##### RECORDS FOR PROCESSING

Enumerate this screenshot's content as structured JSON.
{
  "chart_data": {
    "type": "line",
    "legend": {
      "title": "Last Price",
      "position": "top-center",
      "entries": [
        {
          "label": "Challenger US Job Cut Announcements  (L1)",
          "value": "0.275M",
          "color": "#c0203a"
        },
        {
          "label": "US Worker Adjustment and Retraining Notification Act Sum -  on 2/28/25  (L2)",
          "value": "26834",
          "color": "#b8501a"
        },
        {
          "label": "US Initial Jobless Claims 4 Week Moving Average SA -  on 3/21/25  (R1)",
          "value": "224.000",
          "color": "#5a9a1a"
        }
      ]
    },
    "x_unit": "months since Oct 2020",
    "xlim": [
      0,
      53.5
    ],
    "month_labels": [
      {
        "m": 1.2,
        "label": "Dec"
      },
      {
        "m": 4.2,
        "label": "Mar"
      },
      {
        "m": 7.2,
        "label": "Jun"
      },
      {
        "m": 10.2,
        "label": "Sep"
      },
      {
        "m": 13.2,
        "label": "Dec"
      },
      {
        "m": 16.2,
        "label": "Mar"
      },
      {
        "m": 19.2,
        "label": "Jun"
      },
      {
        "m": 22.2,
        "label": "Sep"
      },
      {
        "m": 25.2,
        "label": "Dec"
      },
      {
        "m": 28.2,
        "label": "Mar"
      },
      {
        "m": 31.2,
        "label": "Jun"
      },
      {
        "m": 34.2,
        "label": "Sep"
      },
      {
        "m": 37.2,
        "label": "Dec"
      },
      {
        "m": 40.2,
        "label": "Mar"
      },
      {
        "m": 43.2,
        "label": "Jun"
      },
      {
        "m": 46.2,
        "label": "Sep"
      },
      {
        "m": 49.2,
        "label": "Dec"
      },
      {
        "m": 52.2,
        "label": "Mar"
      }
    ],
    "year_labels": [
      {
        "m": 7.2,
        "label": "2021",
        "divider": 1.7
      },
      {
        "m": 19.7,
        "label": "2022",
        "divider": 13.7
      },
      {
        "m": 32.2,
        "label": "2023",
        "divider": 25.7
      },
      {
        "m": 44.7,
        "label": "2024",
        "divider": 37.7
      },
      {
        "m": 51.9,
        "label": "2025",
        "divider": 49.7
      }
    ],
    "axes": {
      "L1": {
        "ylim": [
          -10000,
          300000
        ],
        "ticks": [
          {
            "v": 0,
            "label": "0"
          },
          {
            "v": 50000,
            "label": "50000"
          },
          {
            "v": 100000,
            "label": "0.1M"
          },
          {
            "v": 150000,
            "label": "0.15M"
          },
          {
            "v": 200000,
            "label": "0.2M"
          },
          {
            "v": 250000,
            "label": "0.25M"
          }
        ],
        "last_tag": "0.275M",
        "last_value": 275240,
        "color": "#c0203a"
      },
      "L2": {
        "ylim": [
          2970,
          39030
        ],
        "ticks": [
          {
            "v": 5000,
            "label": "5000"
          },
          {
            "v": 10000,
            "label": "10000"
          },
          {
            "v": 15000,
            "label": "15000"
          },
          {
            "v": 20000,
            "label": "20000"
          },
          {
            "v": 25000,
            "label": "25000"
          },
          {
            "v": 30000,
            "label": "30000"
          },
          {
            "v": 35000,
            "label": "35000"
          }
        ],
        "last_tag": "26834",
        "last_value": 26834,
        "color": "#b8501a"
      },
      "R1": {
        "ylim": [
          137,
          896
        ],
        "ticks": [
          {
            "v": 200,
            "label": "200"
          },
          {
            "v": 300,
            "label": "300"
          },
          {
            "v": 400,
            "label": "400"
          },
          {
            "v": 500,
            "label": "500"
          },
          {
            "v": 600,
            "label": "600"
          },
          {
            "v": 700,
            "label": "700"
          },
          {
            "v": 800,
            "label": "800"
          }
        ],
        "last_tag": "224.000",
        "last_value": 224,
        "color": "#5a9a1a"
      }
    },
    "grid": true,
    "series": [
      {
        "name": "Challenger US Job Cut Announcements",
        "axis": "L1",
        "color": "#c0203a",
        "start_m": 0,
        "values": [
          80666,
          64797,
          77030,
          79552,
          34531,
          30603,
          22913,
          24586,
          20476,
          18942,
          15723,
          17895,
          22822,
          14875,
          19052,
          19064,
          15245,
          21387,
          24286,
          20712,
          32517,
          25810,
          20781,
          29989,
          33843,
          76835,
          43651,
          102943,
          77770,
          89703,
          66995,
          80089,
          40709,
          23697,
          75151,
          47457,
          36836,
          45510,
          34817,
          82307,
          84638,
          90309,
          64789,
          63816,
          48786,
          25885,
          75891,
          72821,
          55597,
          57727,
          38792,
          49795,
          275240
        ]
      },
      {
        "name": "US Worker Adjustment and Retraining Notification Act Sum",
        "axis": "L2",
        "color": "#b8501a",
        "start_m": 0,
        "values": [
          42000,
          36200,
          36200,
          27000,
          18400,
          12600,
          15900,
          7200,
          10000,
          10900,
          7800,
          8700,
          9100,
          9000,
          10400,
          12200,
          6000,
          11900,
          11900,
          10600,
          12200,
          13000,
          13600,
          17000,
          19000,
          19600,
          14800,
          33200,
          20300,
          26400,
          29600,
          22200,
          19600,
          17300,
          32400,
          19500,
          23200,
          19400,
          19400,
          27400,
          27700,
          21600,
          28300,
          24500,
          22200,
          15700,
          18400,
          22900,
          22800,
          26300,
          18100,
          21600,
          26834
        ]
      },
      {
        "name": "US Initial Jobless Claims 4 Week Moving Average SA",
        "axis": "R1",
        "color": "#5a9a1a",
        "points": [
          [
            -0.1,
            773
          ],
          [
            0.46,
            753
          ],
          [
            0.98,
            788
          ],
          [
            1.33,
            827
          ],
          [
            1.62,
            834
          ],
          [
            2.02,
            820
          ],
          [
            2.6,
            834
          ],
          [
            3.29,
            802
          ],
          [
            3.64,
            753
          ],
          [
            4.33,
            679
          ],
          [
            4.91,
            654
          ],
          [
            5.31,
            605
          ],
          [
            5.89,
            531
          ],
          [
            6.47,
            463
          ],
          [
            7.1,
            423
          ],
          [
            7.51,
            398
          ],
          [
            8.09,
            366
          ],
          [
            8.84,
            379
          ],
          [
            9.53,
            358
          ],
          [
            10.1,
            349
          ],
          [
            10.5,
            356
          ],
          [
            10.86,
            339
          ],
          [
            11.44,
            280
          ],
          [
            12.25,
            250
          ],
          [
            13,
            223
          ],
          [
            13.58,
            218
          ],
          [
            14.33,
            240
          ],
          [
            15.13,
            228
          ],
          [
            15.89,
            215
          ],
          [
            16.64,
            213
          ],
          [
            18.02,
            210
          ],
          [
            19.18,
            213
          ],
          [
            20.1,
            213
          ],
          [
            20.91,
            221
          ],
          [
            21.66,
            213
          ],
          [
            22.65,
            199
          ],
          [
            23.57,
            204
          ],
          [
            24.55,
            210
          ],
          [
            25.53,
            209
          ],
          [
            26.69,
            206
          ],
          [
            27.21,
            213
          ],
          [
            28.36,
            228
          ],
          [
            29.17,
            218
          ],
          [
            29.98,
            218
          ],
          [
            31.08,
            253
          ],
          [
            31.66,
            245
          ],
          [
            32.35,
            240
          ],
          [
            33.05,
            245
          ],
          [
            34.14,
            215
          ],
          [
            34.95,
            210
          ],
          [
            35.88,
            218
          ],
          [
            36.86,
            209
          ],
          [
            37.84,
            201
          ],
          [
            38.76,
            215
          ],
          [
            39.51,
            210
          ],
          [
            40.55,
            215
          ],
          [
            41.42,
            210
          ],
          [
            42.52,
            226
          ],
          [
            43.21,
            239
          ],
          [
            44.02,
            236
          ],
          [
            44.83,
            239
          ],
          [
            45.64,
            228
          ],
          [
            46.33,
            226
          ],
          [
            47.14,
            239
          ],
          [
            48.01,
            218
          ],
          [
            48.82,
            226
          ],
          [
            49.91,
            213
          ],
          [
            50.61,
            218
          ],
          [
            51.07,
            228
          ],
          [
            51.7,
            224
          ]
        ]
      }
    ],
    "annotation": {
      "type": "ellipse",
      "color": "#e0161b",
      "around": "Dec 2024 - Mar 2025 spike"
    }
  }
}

##########

* **GOAL**:
In the records above, how many lines include the string "Notification"? Answer with only the number.

* **SOLUTION**:
2